◆ Work to do
Hunt for the word "проекта" across the entries below, copying each line that holds it.

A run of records
◇ ◇ ◇ ◇

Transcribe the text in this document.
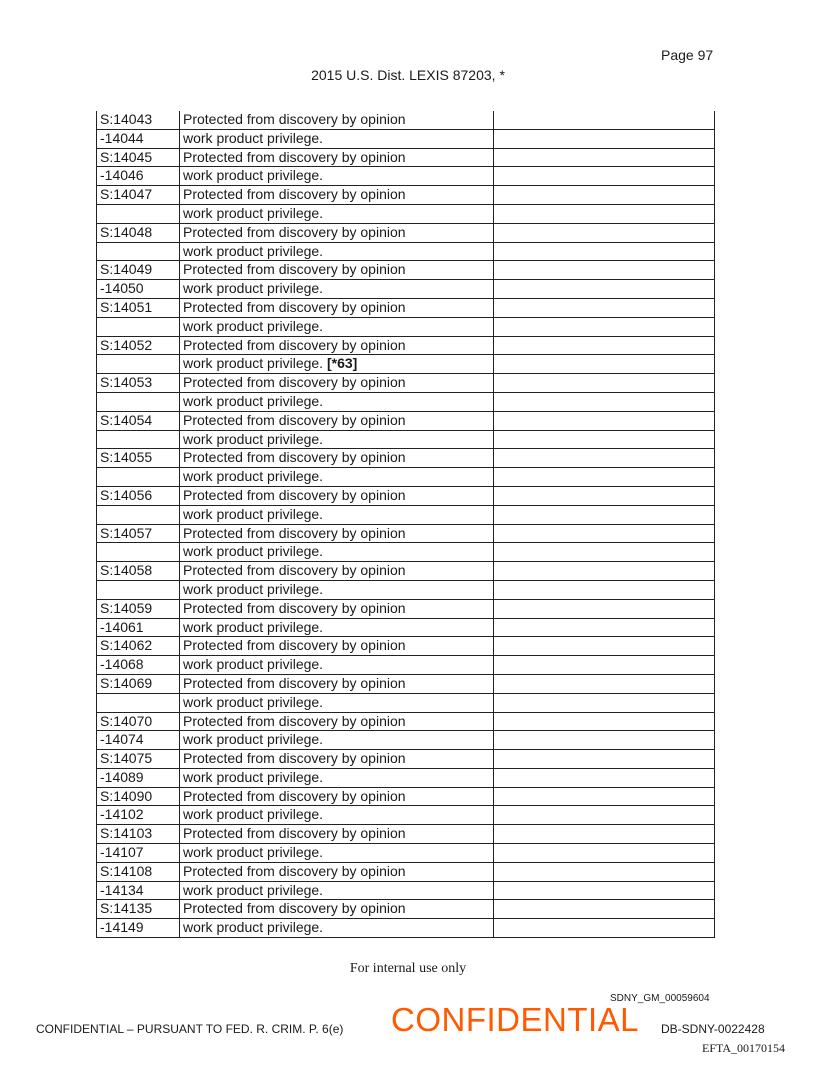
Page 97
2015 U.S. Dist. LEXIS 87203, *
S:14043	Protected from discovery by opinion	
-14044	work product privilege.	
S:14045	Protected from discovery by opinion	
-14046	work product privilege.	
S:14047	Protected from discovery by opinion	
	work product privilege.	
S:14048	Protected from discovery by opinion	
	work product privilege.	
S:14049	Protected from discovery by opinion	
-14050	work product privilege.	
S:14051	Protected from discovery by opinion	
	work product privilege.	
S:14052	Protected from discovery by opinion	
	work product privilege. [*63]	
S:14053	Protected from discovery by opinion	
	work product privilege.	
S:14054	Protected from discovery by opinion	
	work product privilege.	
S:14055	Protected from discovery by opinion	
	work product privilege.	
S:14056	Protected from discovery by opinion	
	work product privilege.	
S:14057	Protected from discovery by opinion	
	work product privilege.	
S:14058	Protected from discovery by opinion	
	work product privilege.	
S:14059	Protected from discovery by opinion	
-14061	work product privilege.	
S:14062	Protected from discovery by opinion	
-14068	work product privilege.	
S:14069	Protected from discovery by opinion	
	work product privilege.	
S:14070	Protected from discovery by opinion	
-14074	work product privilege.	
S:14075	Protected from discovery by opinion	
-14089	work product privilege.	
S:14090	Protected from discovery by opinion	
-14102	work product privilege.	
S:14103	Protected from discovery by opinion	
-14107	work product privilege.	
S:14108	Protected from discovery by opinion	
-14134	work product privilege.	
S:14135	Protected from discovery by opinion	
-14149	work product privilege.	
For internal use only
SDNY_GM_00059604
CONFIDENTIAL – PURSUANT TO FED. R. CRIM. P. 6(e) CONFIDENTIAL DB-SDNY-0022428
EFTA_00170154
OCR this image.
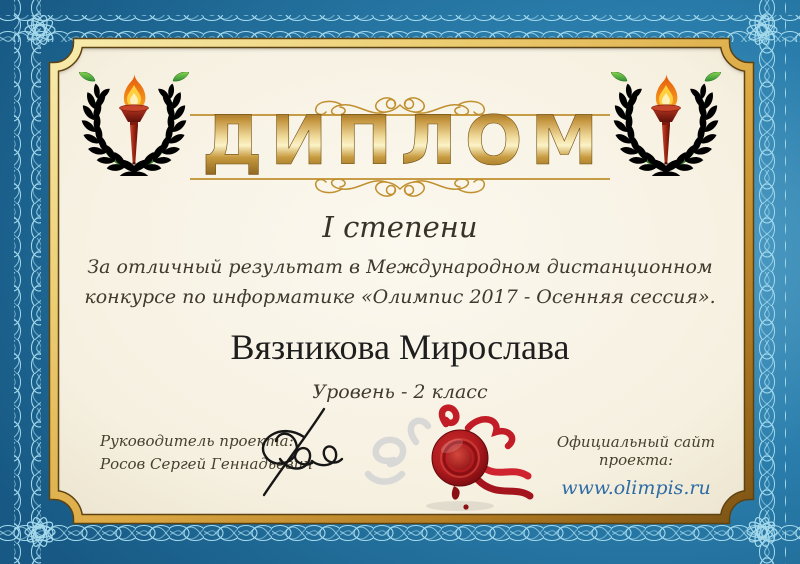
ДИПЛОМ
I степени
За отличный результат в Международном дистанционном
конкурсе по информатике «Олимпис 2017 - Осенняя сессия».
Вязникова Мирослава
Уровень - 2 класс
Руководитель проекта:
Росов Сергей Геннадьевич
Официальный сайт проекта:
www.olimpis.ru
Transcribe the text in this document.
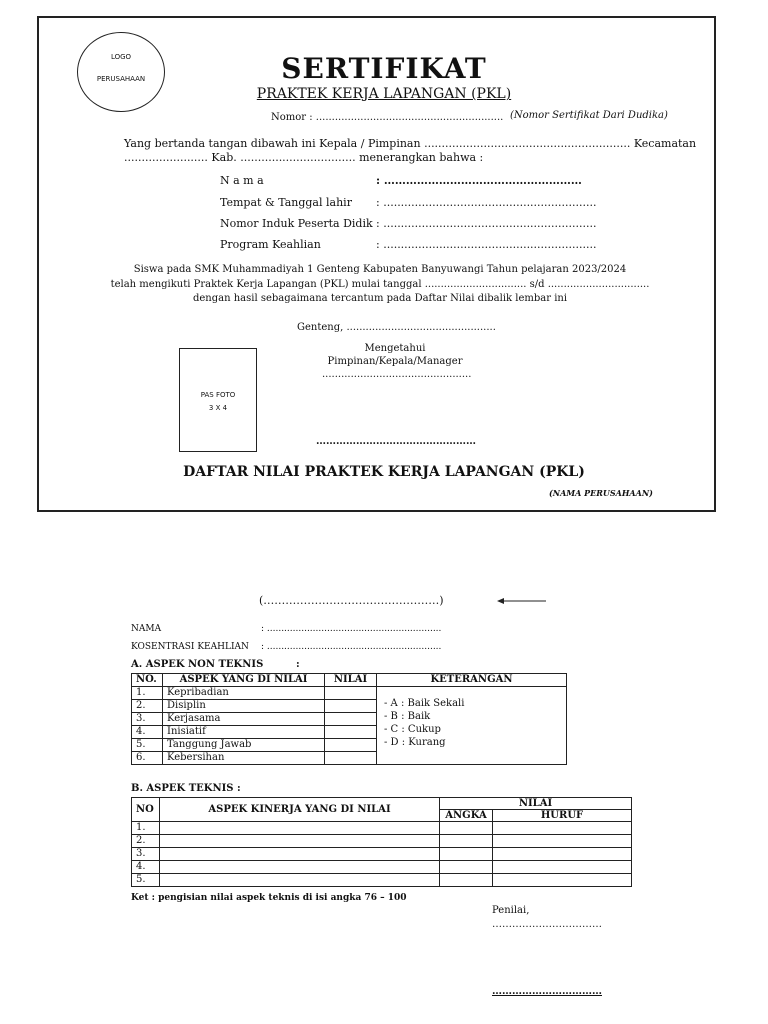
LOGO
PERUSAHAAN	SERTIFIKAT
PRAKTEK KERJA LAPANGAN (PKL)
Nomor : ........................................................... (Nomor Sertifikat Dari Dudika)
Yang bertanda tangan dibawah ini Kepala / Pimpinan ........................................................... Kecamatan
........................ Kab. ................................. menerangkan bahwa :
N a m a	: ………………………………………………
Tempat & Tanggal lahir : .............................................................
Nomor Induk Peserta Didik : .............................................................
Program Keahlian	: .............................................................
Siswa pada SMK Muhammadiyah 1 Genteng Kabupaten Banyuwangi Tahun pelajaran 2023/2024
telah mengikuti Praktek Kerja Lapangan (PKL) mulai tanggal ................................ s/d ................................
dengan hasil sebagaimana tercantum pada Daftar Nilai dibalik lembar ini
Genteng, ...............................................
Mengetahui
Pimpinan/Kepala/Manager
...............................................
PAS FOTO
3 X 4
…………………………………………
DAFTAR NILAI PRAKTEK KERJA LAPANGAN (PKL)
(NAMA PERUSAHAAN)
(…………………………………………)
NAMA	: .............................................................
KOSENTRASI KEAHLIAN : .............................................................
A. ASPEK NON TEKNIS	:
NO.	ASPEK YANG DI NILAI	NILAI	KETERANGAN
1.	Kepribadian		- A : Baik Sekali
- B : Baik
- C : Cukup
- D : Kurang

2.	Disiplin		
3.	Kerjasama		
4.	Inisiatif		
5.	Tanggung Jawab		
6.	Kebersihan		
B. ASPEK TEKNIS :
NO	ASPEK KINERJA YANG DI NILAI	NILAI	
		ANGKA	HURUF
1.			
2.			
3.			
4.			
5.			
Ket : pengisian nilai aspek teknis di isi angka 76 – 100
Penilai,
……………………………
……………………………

◇ ◇ ◇ ◇

◆ Result of this exercise
Руководитель проекта:
Официальный сайт проекта:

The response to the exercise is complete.